DIRECTIONS FOR THIS TASK ▸ Take down each entry exactly as written.

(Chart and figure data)
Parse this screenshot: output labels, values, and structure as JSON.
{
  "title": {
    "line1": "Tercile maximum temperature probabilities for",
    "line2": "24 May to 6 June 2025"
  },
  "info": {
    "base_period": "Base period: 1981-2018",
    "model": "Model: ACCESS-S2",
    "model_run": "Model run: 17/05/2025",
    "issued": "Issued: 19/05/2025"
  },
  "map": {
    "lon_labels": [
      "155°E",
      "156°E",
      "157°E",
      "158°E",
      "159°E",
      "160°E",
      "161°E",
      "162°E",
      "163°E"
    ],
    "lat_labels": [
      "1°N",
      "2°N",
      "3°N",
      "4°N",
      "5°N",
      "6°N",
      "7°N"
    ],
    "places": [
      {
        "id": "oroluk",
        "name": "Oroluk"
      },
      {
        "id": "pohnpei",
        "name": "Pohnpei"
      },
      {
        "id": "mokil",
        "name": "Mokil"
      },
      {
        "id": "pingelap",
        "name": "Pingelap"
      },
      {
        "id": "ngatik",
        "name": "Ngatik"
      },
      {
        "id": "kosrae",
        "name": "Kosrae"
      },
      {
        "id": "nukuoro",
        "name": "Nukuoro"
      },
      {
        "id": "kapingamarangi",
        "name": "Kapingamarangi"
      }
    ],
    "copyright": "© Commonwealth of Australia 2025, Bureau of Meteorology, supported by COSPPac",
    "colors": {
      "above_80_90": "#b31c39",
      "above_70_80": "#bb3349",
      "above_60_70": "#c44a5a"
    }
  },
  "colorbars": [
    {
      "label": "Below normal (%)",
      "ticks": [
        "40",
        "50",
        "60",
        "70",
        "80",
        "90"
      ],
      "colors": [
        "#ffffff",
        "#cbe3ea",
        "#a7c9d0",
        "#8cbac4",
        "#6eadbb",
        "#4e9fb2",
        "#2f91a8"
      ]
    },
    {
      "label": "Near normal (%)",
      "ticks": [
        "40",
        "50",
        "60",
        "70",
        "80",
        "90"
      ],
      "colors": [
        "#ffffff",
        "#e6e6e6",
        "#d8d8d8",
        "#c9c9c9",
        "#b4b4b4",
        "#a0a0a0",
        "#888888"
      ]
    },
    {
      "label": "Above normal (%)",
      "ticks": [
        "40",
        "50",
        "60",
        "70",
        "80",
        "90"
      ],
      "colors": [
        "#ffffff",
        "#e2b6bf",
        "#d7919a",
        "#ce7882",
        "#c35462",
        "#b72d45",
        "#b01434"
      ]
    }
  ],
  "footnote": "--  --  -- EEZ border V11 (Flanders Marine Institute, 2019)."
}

SOLUTION TO THIS PROBLEM ▸
Parse this screenshot: output labels, values, and structure as JSON.
{
  "title": {
    "line1": "Tercile maximum temperature probabilities for",
    "line2": "24 May to 6 June 2025"
  },
  "info": {
    "base_period": "Base period: 1981-2018",
    "model": "Model: ACCESS-S2",
    "model_run": "Model run: 17/05/2025",
    "issued": "Issued: 19/05/2025"
  },
  "map": {
    "lon_labels": [
      "155°E",
      "156°E",
      "157°E",
      "158°E",
      "159°E",
      "160°E",
      "161°E",
      "162°E",
      "163°E"
    ],
    "lat_labels": [
      "1°N",
      "2°N",
      "3°N",
      "4°N",
      "5°N",
      "6°N",
      "7°N"
    ],
    "places": [
      {
        "id": "oroluk",
        "name": "Oroluk"
      },
      {
        "id": "pohnpei",
        "name": "Pohnpei"
      },
      {
        "id": "mokil",
        "name": "Mokil"
      },
      {
        "id": "pingelap",
        "name": "Pingelap"
      },
      {
        "id": "ngatik",
        "name": "Ngatik"
      },
      {
        "id": "kosrae",
        "name": "Kosrae"
      },
      {
        "id": "nukuoro",
        "name": "Nukuoro"
      },
      {
        "id": "kapingamarangi",
        "name": "Kapingamarangi"
      }
    ],
    "copyright": "© Commonwealth of Australia 2025, Bureau of Meteorology, supported by COSPPac",
    "colors": {
      "above_80_90": "#b31c39",
      "above_70_80": "#bb3349",
      "above_60_70": "#c44a5a"
    }
  },
  "colorbars": [
    {
      "label": "Below normal (%)",
      "ticks": [
        "40",
        "50",
        "60",
        "70",
        "80",
        "90"
      ],
      "colors": [
        "#ffffff",
        "#cbe3ea",
        "#a7c9d0",
        "#8cbac4",
        "#6eadbb",
        "#4e9fb2",
        "#2f91a8"
      ]
    },
    {
      "label": "Near normal (%)",
      "ticks": [
        "40",
        "50",
        "60",
        "70",
        "80",
        "90"
      ],
      "colors": [
        "#ffffff",
        "#e6e6e6",
        "#d8d8d8",
        "#c9c9c9",
        "#b4b4b4",
        "#a0a0a0",
        "#888888"
      ]
    },
    {
      "label": "Above normal (%)",
      "ticks": [
        "40",
        "50",
        "60",
        "70",
        "80",
        "90"
      ],
      "colors": [
        "#ffffff",
        "#e2b6bf",
        "#d7919a",
        "#ce7882",
        "#c35462",
        "#b72d45",
        "#b01434"
      ]
    }
  ],
  "footnote": "--  --  -- EEZ border V11 (Flanders Marine Institute, 2019)."
}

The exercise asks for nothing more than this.